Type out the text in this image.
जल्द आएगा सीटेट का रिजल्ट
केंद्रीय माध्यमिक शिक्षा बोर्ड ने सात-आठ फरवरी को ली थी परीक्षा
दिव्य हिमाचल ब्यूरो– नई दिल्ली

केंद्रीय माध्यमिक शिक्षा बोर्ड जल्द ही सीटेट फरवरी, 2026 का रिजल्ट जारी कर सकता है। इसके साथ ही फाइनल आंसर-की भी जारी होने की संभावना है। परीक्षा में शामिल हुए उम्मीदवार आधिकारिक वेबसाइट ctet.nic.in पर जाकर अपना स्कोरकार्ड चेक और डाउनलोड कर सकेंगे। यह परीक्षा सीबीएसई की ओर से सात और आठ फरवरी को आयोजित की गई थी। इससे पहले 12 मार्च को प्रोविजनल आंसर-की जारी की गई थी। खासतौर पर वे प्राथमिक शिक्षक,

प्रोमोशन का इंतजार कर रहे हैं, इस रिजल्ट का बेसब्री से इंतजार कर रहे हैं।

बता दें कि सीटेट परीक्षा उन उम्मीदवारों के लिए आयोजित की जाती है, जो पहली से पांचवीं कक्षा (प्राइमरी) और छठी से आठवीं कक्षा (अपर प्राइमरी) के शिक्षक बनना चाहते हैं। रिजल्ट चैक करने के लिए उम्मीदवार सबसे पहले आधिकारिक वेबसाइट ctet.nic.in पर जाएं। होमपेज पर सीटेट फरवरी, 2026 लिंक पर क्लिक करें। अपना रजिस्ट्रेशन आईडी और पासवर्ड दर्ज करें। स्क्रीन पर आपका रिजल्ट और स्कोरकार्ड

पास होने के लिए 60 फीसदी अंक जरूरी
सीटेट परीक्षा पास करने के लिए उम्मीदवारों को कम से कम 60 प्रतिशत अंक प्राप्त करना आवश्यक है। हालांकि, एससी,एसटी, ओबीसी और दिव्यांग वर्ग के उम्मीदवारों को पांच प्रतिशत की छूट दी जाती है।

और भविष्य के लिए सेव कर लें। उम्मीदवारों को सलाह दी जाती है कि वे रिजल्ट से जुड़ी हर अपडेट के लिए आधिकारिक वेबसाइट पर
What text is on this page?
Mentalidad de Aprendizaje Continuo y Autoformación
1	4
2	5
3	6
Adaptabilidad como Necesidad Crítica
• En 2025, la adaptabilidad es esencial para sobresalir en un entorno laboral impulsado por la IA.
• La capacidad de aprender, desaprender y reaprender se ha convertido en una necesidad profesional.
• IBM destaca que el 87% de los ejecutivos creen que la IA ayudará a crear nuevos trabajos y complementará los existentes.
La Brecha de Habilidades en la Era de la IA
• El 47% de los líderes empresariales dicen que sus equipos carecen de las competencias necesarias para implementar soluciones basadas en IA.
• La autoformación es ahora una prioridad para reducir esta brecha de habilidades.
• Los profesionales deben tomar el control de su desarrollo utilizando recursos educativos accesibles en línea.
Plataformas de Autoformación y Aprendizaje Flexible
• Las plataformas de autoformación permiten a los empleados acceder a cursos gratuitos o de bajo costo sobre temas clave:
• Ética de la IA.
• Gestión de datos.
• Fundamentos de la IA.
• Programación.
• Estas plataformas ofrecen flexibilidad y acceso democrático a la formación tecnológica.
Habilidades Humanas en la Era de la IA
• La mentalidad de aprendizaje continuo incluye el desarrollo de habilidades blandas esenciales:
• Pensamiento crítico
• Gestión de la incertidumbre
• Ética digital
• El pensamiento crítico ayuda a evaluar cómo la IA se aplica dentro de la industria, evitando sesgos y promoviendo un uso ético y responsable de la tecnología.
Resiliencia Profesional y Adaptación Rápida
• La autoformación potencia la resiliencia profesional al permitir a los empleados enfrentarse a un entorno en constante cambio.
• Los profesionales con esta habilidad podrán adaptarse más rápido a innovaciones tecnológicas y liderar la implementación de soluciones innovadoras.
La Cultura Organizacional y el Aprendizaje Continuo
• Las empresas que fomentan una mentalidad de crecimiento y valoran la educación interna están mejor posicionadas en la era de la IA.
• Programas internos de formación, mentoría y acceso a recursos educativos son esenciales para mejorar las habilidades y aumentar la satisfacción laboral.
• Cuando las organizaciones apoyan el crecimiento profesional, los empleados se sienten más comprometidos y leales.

++++++++

◆ **YOUR INSTRUCTIONS**: Take the entries and copy them out exactly.

◆ **SOLUTION BELOW**:
Type out the text in this image.
जल्द आएगा सीटेट का रिजल्ट
केंद्रीय माध्यमिक शिक्षा बोर्ड ने सात-आठ फरवरी को ली थी परीक्षा
दिव्य हिमाचल ब्यूरो– नई दिल्ली

केंद्रीय माध्यमिक शिक्षा बोर्ड जल्द ही सीटेट फरवरी, 2026 का रिजल्ट जारी कर सकता है। इसके साथ ही फाइनल आंसर-की भी जारी होने की संभावना है। परीक्षा में शामिल हुए उम्मीदवार आधिकारिक वेबसाइट ctet.nic.in पर जाकर अपना स्कोरकार्ड चेक और डाउनलोड कर सकेंगे। यह परीक्षा सीबीएसई की ओर से सात और आठ फरवरी को आयोजित की गई थी। इससे पहले 12 मार्च को प्रोविजनल आंसर-की जारी की गई थी। खासतौर पर वे प्राथमिक शिक्षक,

प्रोमोशन का इंतजार कर रहे हैं, इस रिजल्ट का बेसब्री से इंतजार कर रहे हैं।

बता दें कि सीटेट परीक्षा उन उम्मीदवारों के लिए आयोजित की जाती है, जो पहली से पांचवीं कक्षा (प्राइमरी) और छठी से आठवीं कक्षा (अपर प्राइमरी) के शिक्षक बनना चाहते हैं। रिजल्ट चैक करने के लिए उम्मीदवार सबसे पहले आधिकारिक वेबसाइट ctet.nic.in पर जाएं। होमपेज पर सीटेट फरवरी, 2026 लिंक पर क्लिक करें। अपना रजिस्ट्रेशन आईडी और पासवर्ड दर्ज करें। स्क्रीन पर आपका रिजल्ट और स्कोरकार्ड

पास होने के लिए 60 फीसदी अंक जरूरी
सीटेट परीक्षा पास करने के लिए उम्मीदवारों को कम से कम 60 प्रतिशत अंक प्राप्त करना आवश्यक है। हालांकि, एससी,एसटी, ओबीसी और दिव्यांग वर्ग के उम्मीदवारों को पांच प्रतिशत की छूट दी जाती है।

और भविष्य के लिए सेव कर लें। उम्मीदवारों को सलाह दी जाती है कि वे रिजल्ट से जुड़ी हर अपडेट के लिए आधिकारिक वेबसाइट पर
What text is on this page?
Mentalidad de Aprendizaje Continuo y Autoformación
1	4
2	5
3	6
Adaptabilidad como Necesidad Crítica
• En 2025, la adaptabilidad es esencial para sobresalir en un entorno laboral impulsado por la IA.
• La capacidad de aprender, desaprender y reaprender se ha convertido en una necesidad profesional.
• IBM destaca que el 87% de los ejecutivos creen que la IA ayudará a crear nuevos trabajos y complementará los existentes.
La Brecha de Habilidades en la Era de la IA
• El 47% de los líderes empresariales dicen que sus equipos carecen de las competencias necesarias para implementar soluciones basadas en IA.
• La autoformación es ahora una prioridad para reducir esta brecha de habilidades.
• Los profesionales deben tomar el control de su desarrollo utilizando recursos educativos accesibles en línea.
Plataformas de Autoformación y Aprendizaje Flexible
• Las plataformas de autoformación permiten a los empleados acceder a cursos gratuitos o de bajo costo sobre temas clave:
• Ética de la IA.
• Gestión de datos.
• Fundamentos de la IA.
• Programación.
• Estas plataformas ofrecen flexibilidad y acceso democrático a la formación tecnológica.
Habilidades Humanas en la Era de la IA
• La mentalidad de aprendizaje continuo incluye el desarrollo de habilidades blandas esenciales:
• Pensamiento crítico
• Gestión de la incertidumbre
• Ética digital
• El pensamiento crítico ayuda a evaluar cómo la IA se aplica dentro de la industria, evitando sesgos y promoviendo un uso ético y responsable de la tecnología.
Resiliencia Profesional y Adaptación Rápida
• La autoformación potencia la resiliencia profesional al permitir a los empleados enfrentarse a un entorno en constante cambio.
• Los profesionales con esta habilidad podrán adaptarse más rápido a innovaciones tecnológicas y liderar la implementación de soluciones innovadoras.
La Cultura Organizacional y el Aprendizaje Continuo
• Las empresas que fomentan una mentalidad de crecimiento y valoran la educación interna están mejor posicionadas en la era de la IA.
• Programas internos de formación, mentoría y acceso a recursos educativos son esenciales para mejorar las habilidades y aumentar la satisfacción laboral.
• Cuando las organizaciones apoyan el crecimiento profesional, los empleados se sienten más comprometidos y leales.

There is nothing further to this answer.